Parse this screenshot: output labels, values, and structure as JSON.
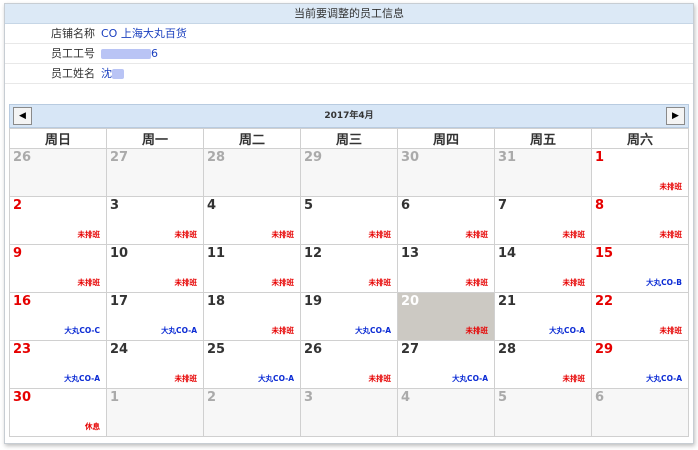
{
  "info": {
    "title": "当前要调整的员工信息",
    "store_label": "店铺名称",
    "store_value": "CO 上海大丸百货",
    "emp_id_label": "员工工号",
    "emp_id_value": "6",
    "emp_name_label": "员工姓名",
    "emp_name_value": "沈"
  },
  "calendar": {
    "month_title": "2017年4月",
    "prev_icon": "◀",
    "next_icon": "▶",
    "weekdays": [
      "周日",
      "周一",
      "周二",
      "周三",
      "周四",
      "周五",
      "周六"
    ],
    "weeks": [
      [
        {
          "d": "26",
          "other": true
        },
        {
          "d": "27",
          "other": true
        },
        {
          "d": "28",
          "other": true
        },
        {
          "d": "29",
          "other": true
        },
        {
          "d": "30",
          "other": true
        },
        {
          "d": "31",
          "other": true
        },
        {
          "d": "1",
          "shift": "未排班",
          "type": "none"
        }
      ],
      [
        {
          "d": "2",
          "shift": "未排班",
          "type": "none"
        },
        {
          "d": "3",
          "shift": "未排班",
          "type": "none"
        },
        {
          "d": "4",
          "shift": "未排班",
          "type": "none"
        },
        {
          "d": "5",
          "shift": "未排班",
          "type": "none"
        },
        {
          "d": "6",
          "shift": "未排班",
          "type": "none"
        },
        {
          "d": "7",
          "shift": "未排班",
          "type": "none"
        },
        {
          "d": "8",
          "shift": "未排班",
          "type": "none"
        }
      ],
      [
        {
          "d": "9",
          "shift": "未排班",
          "type": "none"
        },
        {
          "d": "10",
          "shift": "未排班",
          "type": "none"
        },
        {
          "d": "11",
          "shift": "未排班",
          "type": "none"
        },
        {
          "d": "12",
          "shift": "未排班",
          "type": "none"
        },
        {
          "d": "13",
          "shift": "未排班",
          "type": "none"
        },
        {
          "d": "14",
          "shift": "未排班",
          "type": "none"
        },
        {
          "d": "15",
          "shift": "大丸CO-B",
          "type": "sched"
        }
      ],
      [
        {
          "d": "16",
          "shift": "大丸CO-C",
          "type": "sched"
        },
        {
          "d": "17",
          "shift": "大丸CO-A",
          "type": "sched"
        },
        {
          "d": "18",
          "shift": "未排班",
          "type": "none"
        },
        {
          "d": "19",
          "shift": "大丸CO-A",
          "type": "sched"
        },
        {
          "d": "20",
          "shift": "未排班",
          "type": "none",
          "today": true
        },
        {
          "d": "21",
          "shift": "大丸CO-A",
          "type": "sched"
        },
        {
          "d": "22",
          "shift": "未排班",
          "type": "none"
        }
      ],
      [
        {
          "d": "23",
          "shift": "大丸CO-A",
          "type": "sched"
        },
        {
          "d": "24",
          "shift": "未排班",
          "type": "none"
        },
        {
          "d": "25",
          "shift": "大丸CO-A",
          "type": "sched"
        },
        {
          "d": "26",
          "shift": "未排班",
          "type": "none"
        },
        {
          "d": "27",
          "shift": "大丸CO-A",
          "type": "sched"
        },
        {
          "d": "28",
          "shift": "未排班",
          "type": "none"
        },
        {
          "d": "29",
          "shift": "大丸CO-A",
          "type": "sched"
        }
      ],
      [
        {
          "d": "30",
          "shift": "休息",
          "type": "none"
        },
        {
          "d": "1",
          "other": true
        },
        {
          "d": "2",
          "other": true
        },
        {
          "d": "3",
          "other": true
        },
        {
          "d": "4",
          "other": true
        },
        {
          "d": "5",
          "other": true
        },
        {
          "d": "6",
          "other": true
        }
      ]
    ]
  },
  "colors": {
    "header_bg": "#dce9f6",
    "weekend_red": "#e60000",
    "scheduled_blue": "#0b2bd4",
    "today_bg": "#ccc9c3"
  }
}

================================

### Exercise
Go through the entries above and output them exactly, without pictures.

### Result for this task
Parse this screenshot: output labels, values, and structure as JSON.
{
  "info": {
    "title": "当前要调整的员工信息",
    "store_label": "店铺名称",
    "store_value": "CO 上海大丸百货",
    "emp_id_label": "员工工号",
    "emp_id_value": "6",
    "emp_name_label": "员工姓名",
    "emp_name_value": "沈"
  },
  "calendar": {
    "month_title": "2017年4月",
    "prev_icon": "◀",
    "next_icon": "▶",
    "weekdays": [
      "周日",
      "周一",
      "周二",
      "周三",
      "周四",
      "周五",
      "周六"
    ],
    "weeks": [
      [
        {
          "d": "26",
          "other": true
        },
        {
          "d": "27",
          "other": true
        },
        {
          "d": "28",
          "other": true
        },
        {
          "d": "29",
          "other": true
        },
        {
          "d": "30",
          "other": true
        },
        {
          "d": "31",
          "other": true
        },
        {
          "d": "1",
          "shift": "未排班",
          "type": "none"
        }
      ],
      [
        {
          "d": "2",
          "shift": "未排班",
          "type": "none"
        },
        {
          "d": "3",
          "shift": "未排班",
          "type": "none"
        },
        {
          "d": "4",
          "shift": "未排班",
          "type": "none"
        },
        {
          "d": "5",
          "shift": "未排班",
          "type": "none"
        },
        {
          "d": "6",
          "shift": "未排班",
          "type": "none"
        },
        {
          "d": "7",
          "shift": "未排班",
          "type": "none"
        },
        {
          "d": "8",
          "shift": "未排班",
          "type": "none"
        }
      ],
      [
        {
          "d": "9",
          "shift": "未排班",
          "type": "none"
        },
        {
          "d": "10",
          "shift": "未排班",
          "type": "none"
        },
        {
          "d": "11",
          "shift": "未排班",
          "type": "none"
        },
        {
          "d": "12",
          "shift": "未排班",
          "type": "none"
        },
        {
          "d": "13",
          "shift": "未排班",
          "type": "none"
        },
        {
          "d": "14",
          "shift": "未排班",
          "type": "none"
        },
        {
          "d": "15",
          "shift": "大丸CO-B",
          "type": "sched"
        }
      ],
      [
        {
          "d": "16",
          "shift": "大丸CO-C",
          "type": "sched"
        },
        {
          "d": "17",
          "shift": "大丸CO-A",
          "type": "sched"
        },
        {
          "d": "18",
          "shift": "未排班",
          "type": "none"
        },
        {
          "d": "19",
          "shift": "大丸CO-A",
          "type": "sched"
        },
        {
          "d": "20",
          "shift": "未排班",
          "type": "none",
          "today": true
        },
        {
          "d": "21",
          "shift": "大丸CO-A",
          "type": "sched"
        },
        {
          "d": "22",
          "shift": "未排班",
          "type": "none"
        }
      ],
      [
        {
          "d": "23",
          "shift": "大丸CO-A",
          "type": "sched"
        },
        {
          "d": "24",
          "shift": "未排班",
          "type": "none"
        },
        {
          "d": "25",
          "shift": "大丸CO-A",
          "type": "sched"
        },
        {
          "d": "26",
          "shift": "未排班",
          "type": "none"
        },
        {
          "d": "27",
          "shift": "大丸CO-A",
          "type": "sched"
        },
        {
          "d": "28",
          "shift": "未排班",
          "type": "none"
        },
        {
          "d": "29",
          "shift": "大丸CO-A",
          "type": "sched"
        }
      ],
      [
        {
          "d": "30",
          "shift": "休息",
          "type": "none"
        },
        {
          "d": "1",
          "other": true
        },
        {
          "d": "2",
          "other": true
        },
        {
          "d": "3",
          "other": true
        },
        {
          "d": "4",
          "other": true
        },
        {
          "d": "5",
          "other": true
        },
        {
          "d": "6",
          "other": true
        }
      ]
    ]
  },
  "colors": {
    "header_bg": "#dce9f6",
    "weekend_red": "#e60000",
    "scheduled_blue": "#0b2bd4",
    "today_bg": "#ccc9c3"
  }
}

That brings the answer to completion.